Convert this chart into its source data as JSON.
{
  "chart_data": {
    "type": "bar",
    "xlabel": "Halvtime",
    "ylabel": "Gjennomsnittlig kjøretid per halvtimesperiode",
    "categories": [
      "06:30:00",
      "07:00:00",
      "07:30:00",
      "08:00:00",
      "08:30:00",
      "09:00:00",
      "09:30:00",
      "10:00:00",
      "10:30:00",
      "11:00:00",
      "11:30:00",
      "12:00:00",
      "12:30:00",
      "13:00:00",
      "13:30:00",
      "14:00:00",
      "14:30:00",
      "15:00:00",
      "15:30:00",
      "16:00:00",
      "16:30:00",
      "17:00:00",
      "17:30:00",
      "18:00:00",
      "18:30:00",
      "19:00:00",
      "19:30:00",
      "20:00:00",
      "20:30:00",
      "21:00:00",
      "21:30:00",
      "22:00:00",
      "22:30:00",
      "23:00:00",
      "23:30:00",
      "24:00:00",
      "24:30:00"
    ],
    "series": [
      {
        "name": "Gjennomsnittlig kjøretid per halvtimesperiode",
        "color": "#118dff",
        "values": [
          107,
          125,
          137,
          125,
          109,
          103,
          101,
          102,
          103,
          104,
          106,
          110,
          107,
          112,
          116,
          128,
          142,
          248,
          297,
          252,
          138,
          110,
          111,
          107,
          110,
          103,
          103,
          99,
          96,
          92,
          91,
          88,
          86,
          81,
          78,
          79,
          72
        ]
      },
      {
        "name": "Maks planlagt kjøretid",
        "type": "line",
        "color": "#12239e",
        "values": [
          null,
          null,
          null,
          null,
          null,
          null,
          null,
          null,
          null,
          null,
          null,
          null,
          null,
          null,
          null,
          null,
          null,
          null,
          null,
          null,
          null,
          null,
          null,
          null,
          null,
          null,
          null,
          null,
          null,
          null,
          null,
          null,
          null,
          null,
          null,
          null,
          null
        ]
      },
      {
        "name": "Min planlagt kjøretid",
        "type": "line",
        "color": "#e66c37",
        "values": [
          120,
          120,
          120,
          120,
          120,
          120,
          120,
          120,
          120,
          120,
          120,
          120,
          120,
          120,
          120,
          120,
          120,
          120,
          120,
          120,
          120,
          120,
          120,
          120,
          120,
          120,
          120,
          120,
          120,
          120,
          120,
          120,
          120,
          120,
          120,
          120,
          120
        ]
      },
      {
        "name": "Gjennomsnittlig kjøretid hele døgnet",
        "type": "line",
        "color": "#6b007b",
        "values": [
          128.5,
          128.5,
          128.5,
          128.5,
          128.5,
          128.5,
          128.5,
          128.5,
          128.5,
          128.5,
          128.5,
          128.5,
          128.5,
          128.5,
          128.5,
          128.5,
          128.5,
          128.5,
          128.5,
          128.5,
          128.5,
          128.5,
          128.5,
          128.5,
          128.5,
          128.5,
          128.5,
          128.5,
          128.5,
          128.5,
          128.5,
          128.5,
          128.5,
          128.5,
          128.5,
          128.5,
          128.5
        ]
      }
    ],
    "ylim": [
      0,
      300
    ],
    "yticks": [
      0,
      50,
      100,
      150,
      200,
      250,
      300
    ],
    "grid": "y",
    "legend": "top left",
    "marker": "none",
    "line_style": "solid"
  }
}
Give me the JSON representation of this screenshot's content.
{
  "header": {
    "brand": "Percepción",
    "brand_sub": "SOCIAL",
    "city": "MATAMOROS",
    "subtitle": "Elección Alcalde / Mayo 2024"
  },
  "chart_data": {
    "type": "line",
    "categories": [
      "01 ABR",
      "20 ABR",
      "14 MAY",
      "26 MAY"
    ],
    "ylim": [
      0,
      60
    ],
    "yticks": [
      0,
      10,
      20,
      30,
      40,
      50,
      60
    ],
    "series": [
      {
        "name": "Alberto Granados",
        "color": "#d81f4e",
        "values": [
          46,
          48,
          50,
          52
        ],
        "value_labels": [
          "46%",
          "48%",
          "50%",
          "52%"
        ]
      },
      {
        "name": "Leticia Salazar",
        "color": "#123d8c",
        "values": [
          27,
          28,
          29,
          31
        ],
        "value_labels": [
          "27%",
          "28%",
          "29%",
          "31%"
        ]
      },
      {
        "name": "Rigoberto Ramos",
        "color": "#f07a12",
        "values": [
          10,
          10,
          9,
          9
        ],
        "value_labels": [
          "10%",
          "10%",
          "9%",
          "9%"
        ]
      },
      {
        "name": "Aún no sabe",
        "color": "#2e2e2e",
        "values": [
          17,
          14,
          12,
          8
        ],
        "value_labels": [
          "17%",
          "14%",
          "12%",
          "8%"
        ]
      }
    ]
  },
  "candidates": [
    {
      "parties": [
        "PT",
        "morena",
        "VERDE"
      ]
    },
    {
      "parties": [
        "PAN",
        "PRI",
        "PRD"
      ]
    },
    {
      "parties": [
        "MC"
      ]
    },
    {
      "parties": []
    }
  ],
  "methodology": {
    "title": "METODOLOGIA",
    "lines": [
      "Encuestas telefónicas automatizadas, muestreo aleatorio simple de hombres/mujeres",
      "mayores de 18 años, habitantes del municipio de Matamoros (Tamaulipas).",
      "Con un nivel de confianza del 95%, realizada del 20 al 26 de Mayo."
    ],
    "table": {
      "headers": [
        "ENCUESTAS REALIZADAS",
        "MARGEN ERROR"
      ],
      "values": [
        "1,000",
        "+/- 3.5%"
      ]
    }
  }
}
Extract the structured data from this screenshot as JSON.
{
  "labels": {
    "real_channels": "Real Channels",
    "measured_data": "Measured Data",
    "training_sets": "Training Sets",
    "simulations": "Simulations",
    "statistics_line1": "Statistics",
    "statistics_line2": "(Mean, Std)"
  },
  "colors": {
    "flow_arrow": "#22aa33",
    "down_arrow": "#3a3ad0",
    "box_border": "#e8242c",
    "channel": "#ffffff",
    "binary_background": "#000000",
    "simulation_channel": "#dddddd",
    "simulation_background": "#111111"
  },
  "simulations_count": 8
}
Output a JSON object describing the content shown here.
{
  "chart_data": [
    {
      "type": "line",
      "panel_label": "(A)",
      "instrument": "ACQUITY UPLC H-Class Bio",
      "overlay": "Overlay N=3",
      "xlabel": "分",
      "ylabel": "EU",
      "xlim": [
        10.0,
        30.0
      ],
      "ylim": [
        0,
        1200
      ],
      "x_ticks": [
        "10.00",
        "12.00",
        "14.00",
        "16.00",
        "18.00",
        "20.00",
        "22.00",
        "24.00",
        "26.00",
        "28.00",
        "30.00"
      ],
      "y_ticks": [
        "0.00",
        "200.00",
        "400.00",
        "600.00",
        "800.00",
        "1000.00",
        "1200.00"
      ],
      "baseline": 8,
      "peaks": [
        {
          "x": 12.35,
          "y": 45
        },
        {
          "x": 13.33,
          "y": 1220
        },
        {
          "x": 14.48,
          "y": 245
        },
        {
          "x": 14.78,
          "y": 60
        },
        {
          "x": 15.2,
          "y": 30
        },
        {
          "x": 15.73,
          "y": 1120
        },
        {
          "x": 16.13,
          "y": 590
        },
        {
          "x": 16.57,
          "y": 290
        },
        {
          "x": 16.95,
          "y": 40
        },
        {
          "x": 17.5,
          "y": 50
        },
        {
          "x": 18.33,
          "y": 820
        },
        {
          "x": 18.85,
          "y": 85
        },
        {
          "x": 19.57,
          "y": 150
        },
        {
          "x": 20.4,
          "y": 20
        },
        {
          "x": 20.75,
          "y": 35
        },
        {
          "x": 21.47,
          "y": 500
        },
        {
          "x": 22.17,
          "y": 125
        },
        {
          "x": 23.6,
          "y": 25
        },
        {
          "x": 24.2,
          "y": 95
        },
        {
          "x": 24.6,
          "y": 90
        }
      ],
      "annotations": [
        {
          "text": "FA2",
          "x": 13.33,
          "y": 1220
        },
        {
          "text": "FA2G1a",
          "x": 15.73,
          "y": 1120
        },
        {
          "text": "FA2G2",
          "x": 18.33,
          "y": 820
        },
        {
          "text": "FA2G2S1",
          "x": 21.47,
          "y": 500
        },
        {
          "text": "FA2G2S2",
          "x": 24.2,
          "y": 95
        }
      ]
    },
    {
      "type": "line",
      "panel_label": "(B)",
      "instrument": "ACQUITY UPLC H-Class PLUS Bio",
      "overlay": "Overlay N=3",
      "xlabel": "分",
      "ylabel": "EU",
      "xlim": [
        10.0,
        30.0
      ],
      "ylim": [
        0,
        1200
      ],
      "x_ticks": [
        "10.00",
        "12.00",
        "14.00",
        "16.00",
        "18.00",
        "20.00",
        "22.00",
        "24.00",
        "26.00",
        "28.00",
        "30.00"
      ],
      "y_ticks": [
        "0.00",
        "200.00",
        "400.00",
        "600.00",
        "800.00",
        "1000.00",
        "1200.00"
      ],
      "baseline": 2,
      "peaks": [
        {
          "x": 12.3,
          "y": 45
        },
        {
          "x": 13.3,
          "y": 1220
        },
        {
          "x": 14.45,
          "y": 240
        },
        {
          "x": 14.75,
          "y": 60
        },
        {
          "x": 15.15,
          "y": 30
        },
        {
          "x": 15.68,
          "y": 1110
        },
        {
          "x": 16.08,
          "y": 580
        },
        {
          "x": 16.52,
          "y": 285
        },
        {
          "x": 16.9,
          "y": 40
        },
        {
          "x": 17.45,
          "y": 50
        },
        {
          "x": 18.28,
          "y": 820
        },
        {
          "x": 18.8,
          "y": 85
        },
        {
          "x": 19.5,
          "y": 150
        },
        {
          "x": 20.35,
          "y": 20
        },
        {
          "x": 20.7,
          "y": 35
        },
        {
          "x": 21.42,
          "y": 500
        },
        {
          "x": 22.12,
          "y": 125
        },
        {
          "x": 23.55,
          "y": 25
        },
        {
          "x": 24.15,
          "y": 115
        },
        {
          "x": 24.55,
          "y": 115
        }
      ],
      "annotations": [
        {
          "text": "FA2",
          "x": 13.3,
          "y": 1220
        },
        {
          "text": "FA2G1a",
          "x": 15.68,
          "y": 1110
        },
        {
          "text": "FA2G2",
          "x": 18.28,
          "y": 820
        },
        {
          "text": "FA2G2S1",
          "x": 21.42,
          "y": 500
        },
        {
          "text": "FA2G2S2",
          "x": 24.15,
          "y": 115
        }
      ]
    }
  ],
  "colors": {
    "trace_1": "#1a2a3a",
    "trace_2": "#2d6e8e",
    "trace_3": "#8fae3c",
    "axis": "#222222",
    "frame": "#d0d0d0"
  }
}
#####
_What the task requires_:
State only how many lines in the material include "name".

_Answer for this exercise_:
8